= Task description =
Gather all lines with "Inmovilizado" from the records.

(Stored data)
----------------------------------------
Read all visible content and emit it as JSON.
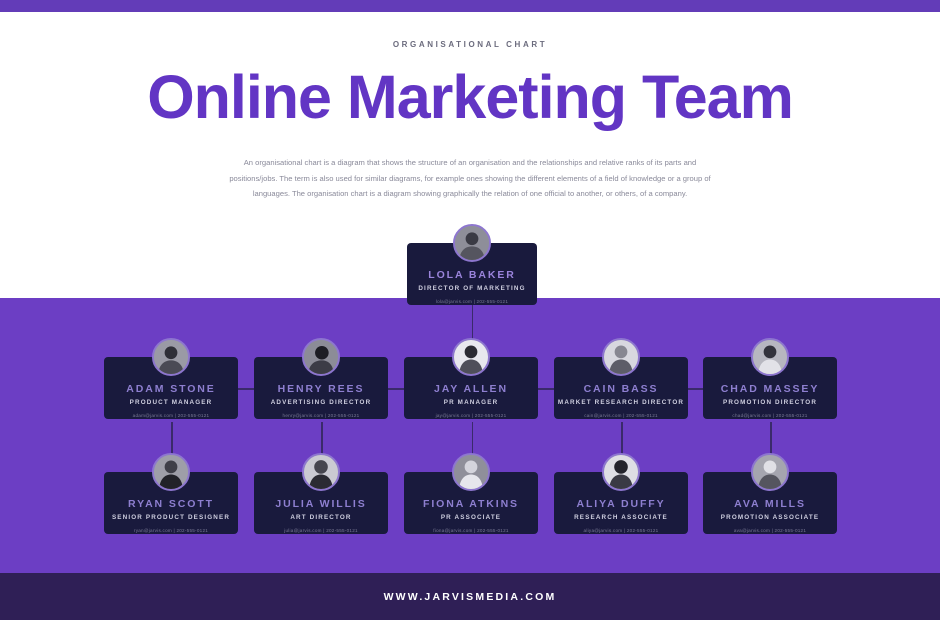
{
  "top_bar": {
    "color": "#633cb8"
  },
  "header": {
    "eyebrow": "ORGANISATIONAL CHART",
    "title": "Online Marketing Team",
    "intro": "An organisational chart is a diagram that shows the structure of an organisation and the relationships and relative ranks of its parts and positions/jobs. The term is also used for similar diagrams, for example ones showing the different elements of a field of knowledge or a group of languages.  The organisation chart is a diagram showing graphically the relation  of one official to another, or others, of a company."
  },
  "colors": {
    "accent_purple": "#6235c4",
    "band_purple": "#6c3ec4",
    "card_navy": "#191a3d",
    "footer_navy": "#2f1f56",
    "name_text": "#8e7fd0",
    "avatar_ring": "#8d76cf"
  },
  "chart_data": {
    "type": "diagram",
    "title": "Online Marketing Team",
    "root": {
      "name": "LOLA BAKER",
      "role": "DIRECTOR OF MARKETING",
      "contact": "lola@jarvis.com | 202-555-0121",
      "avatar_icon": "person-avatar"
    },
    "level2": [
      {
        "name": "ADAM STONE",
        "role": "PRODUCT MANAGER",
        "contact": "adam@jarvis.com | 202-555-0121",
        "avatar_icon": "person-avatar"
      },
      {
        "name": "HENRY REES",
        "role": "ADVERTISING DIRECTOR",
        "contact": "henry@jarvis.com | 202-555-0121",
        "avatar_icon": "person-avatar"
      },
      {
        "name": "JAY ALLEN",
        "role": "PR MANAGER",
        "contact": "jay@jarvis.com | 202-555-0121",
        "avatar_icon": "person-avatar"
      },
      {
        "name": "CAIN BASS",
        "role": "MARKET RESEARCH DIRECTOR",
        "contact": "cain@jarvis.com | 202-555-0121",
        "avatar_icon": "person-avatar"
      },
      {
        "name": "CHAD MASSEY",
        "role": "PROMOTION DIRECTOR",
        "contact": "chad@jarvis.com | 202-555-0121",
        "avatar_icon": "person-avatar"
      }
    ],
    "level3": [
      {
        "name": "RYAN SCOTT",
        "role": "SENIOR PRODUCT DESIGNER",
        "contact": "ryan@jarvis.com | 202-555-0121",
        "avatar_icon": "person-avatar"
      },
      {
        "name": "JULIA WILLIS",
        "role": "ART DIRECTOR",
        "contact": "julia@jarvis.com | 202-555-0121",
        "avatar_icon": "person-avatar"
      },
      {
        "name": "FIONA ATKINS",
        "role": "PR ASSOCIATE",
        "contact": "fiona@jarvis.com | 202-555-0121",
        "avatar_icon": "person-avatar"
      },
      {
        "name": "ALIYA DUFFY",
        "role": "RESEARCH ASSOCIATE",
        "contact": "aliya@jarvis.com | 202-555-0121",
        "avatar_icon": "person-avatar"
      },
      {
        "name": "AVA MILLS",
        "role": "PROMOTION ASSOCIATE",
        "contact": "ava@jarvis.com | 202-555-0121",
        "avatar_icon": "person-avatar"
      }
    ]
  },
  "footer": {
    "url": "WWW.JARVISMEDIA.COM"
  }
}
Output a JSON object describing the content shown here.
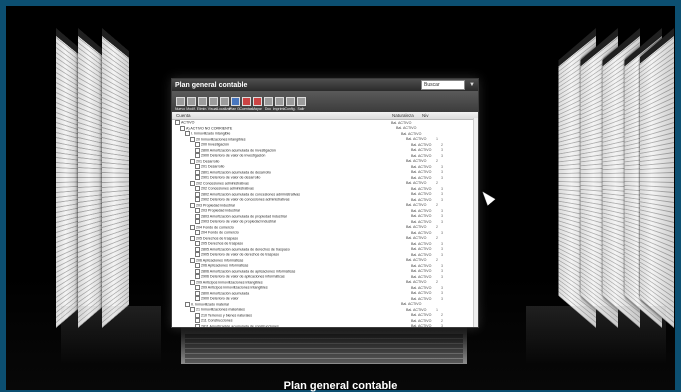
{
  "window": {
    "title": "Plan general contable",
    "combo_value": "Buscar",
    "caption": "Plan general contable"
  },
  "toolbar": [
    {
      "label": "Nuevo",
      "icon": "new-icon"
    },
    {
      "label": "Modif.",
      "icon": "edit-icon"
    },
    {
      "label": "Elimin.",
      "icon": "delete-icon"
    },
    {
      "label": "Visual.",
      "icon": "view-icon"
    },
    {
      "label": "Localizar",
      "icon": "search-icon"
    },
    {
      "label": "Plan G.",
      "icon": "plan-icon"
    },
    {
      "label": "Cuentas",
      "icon": "accounts-icon"
    },
    {
      "label": "Mayor",
      "icon": "ledger-icon"
    },
    {
      "label": "Doc",
      "icon": "document-icon"
    },
    {
      "label": "Imprimir",
      "icon": "print-icon"
    },
    {
      "label": "Config.",
      "icon": "settings-icon"
    },
    {
      "label": "Salir",
      "icon": "exit-icon"
    }
  ],
  "columns": {
    "account": "Cuenta",
    "kind": "Naturaleza",
    "level": "Niv"
  },
  "rows": [
    {
      "name": "ACTIVO",
      "kind": "Bal. ACTIVO",
      "level": "",
      "indent": 0
    },
    {
      "name": "A) ACTIVO NO CORRIENTE",
      "kind": "Bal. ACTIVO",
      "level": "",
      "indent": 1
    },
    {
      "name": "I. Inmovilizado intangible",
      "kind": "Bal. ACTIVO",
      "level": "",
      "indent": 2
    },
    {
      "name": "20 Inmovilizaciones intangibles",
      "kind": "Bal. ACTIVO",
      "level": "1",
      "indent": 3
    },
    {
      "name": "200 Investigación",
      "kind": "Bal. ACTIVO",
      "level": "2",
      "indent": 4
    },
    {
      "name": "2800 Amortización acumulada de investigación",
      "kind": "Bal. ACTIVO",
      "level": "3",
      "indent": 4
    },
    {
      "name": "2900 Deterioro de valor de investigación",
      "kind": "Bal. ACTIVO",
      "level": "3",
      "indent": 4
    },
    {
      "name": "201 Desarrollo",
      "kind": "Bal. ACTIVO",
      "level": "2",
      "indent": 3
    },
    {
      "name": "201 Desarrollo",
      "kind": "Bal. ACTIVO",
      "level": "3",
      "indent": 4
    },
    {
      "name": "2801 Amortización acumulada de desarrollo",
      "kind": "Bal. ACTIVO",
      "level": "3",
      "indent": 4
    },
    {
      "name": "2901 Deterioro de valor de desarrollo",
      "kind": "Bal. ACTIVO",
      "level": "3",
      "indent": 4
    },
    {
      "name": "202 Concesiones administrativas",
      "kind": "Bal. ACTIVO",
      "level": "2",
      "indent": 3
    },
    {
      "name": "202 Concesiones administrativas",
      "kind": "Bal. ACTIVO",
      "level": "3",
      "indent": 4
    },
    {
      "name": "2802 Amortización acumulada de concesiones administrativas",
      "kind": "Bal. ACTIVO",
      "level": "3",
      "indent": 4
    },
    {
      "name": "2902 Deterioro de valor de concesiones administrativas",
      "kind": "Bal. ACTIVO",
      "level": "3",
      "indent": 4
    },
    {
      "name": "203 Propiedad industrial",
      "kind": "Bal. ACTIVO",
      "level": "2",
      "indent": 3
    },
    {
      "name": "203 Propiedad industrial",
      "kind": "Bal. ACTIVO",
      "level": "3",
      "indent": 4
    },
    {
      "name": "2803 Amortización acumulada de propiedad industrial",
      "kind": "Bal. ACTIVO",
      "level": "3",
      "indent": 4
    },
    {
      "name": "2903 Deterioro de valor de propiedad industrial",
      "kind": "Bal. ACTIVO",
      "level": "3",
      "indent": 4
    },
    {
      "name": "204 Fondo de comercio",
      "kind": "Bal. ACTIVO",
      "level": "2",
      "indent": 3
    },
    {
      "name": "204 Fondo de comercio",
      "kind": "Bal. ACTIVO",
      "level": "3",
      "indent": 4
    },
    {
      "name": "205 Derechos de traspaso",
      "kind": "Bal. ACTIVO",
      "level": "2",
      "indent": 3
    },
    {
      "name": "205 Derechos de traspaso",
      "kind": "Bal. ACTIVO",
      "level": "3",
      "indent": 4
    },
    {
      "name": "2805 Amortización acumulada de derechos de traspaso",
      "kind": "Bal. ACTIVO",
      "level": "3",
      "indent": 4
    },
    {
      "name": "2905 Deterioro de valor de derechos de traspaso",
      "kind": "Bal. ACTIVO",
      "level": "3",
      "indent": 4
    },
    {
      "name": "206 Aplicaciones informáticas",
      "kind": "Bal. ACTIVO",
      "level": "2",
      "indent": 3
    },
    {
      "name": "206 Aplicaciones informáticas",
      "kind": "Bal. ACTIVO",
      "level": "3",
      "indent": 4
    },
    {
      "name": "2806 Amortización acumulada de aplicaciones informáticas",
      "kind": "Bal. ACTIVO",
      "level": "3",
      "indent": 4
    },
    {
      "name": "2906 Deterioro de valor de aplicaciones informáticas",
      "kind": "Bal. ACTIVO",
      "level": "3",
      "indent": 4
    },
    {
      "name": "209 Anticipos inmovilizaciones intangibles",
      "kind": "Bal. ACTIVO",
      "level": "2",
      "indent": 3
    },
    {
      "name": "209 Anticipos inmovilizaciones intangibles",
      "kind": "Bal. ACTIVO",
      "level": "3",
      "indent": 4
    },
    {
      "name": "2800 Amortización acumulada",
      "kind": "Bal. ACTIVO",
      "level": "3",
      "indent": 4
    },
    {
      "name": "2900 Deterioro de valor",
      "kind": "Bal. ACTIVO",
      "level": "3",
      "indent": 4
    },
    {
      "name": "II. Inmovilizado material",
      "kind": "Bal. ACTIVO",
      "level": "",
      "indent": 2
    },
    {
      "name": "21 Inmovilizaciones materiales",
      "kind": "Bal. ACTIVO",
      "level": "1",
      "indent": 3
    },
    {
      "name": "210 Terrenos y bienes naturales",
      "kind": "Bal. ACTIVO",
      "level": "2",
      "indent": 4
    },
    {
      "name": "211 Construcciones",
      "kind": "Bal. ACTIVO",
      "level": "2",
      "indent": 4
    },
    {
      "name": "2811 Amortización acumulada de construcciones",
      "kind": "Bal. ACTIVO",
      "level": "3",
      "indent": 4
    }
  ]
}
----------------------------------------
= Complete output =
      "name": "I. Inmovilizado intangible",
      "name": "II. Inmovilizado material",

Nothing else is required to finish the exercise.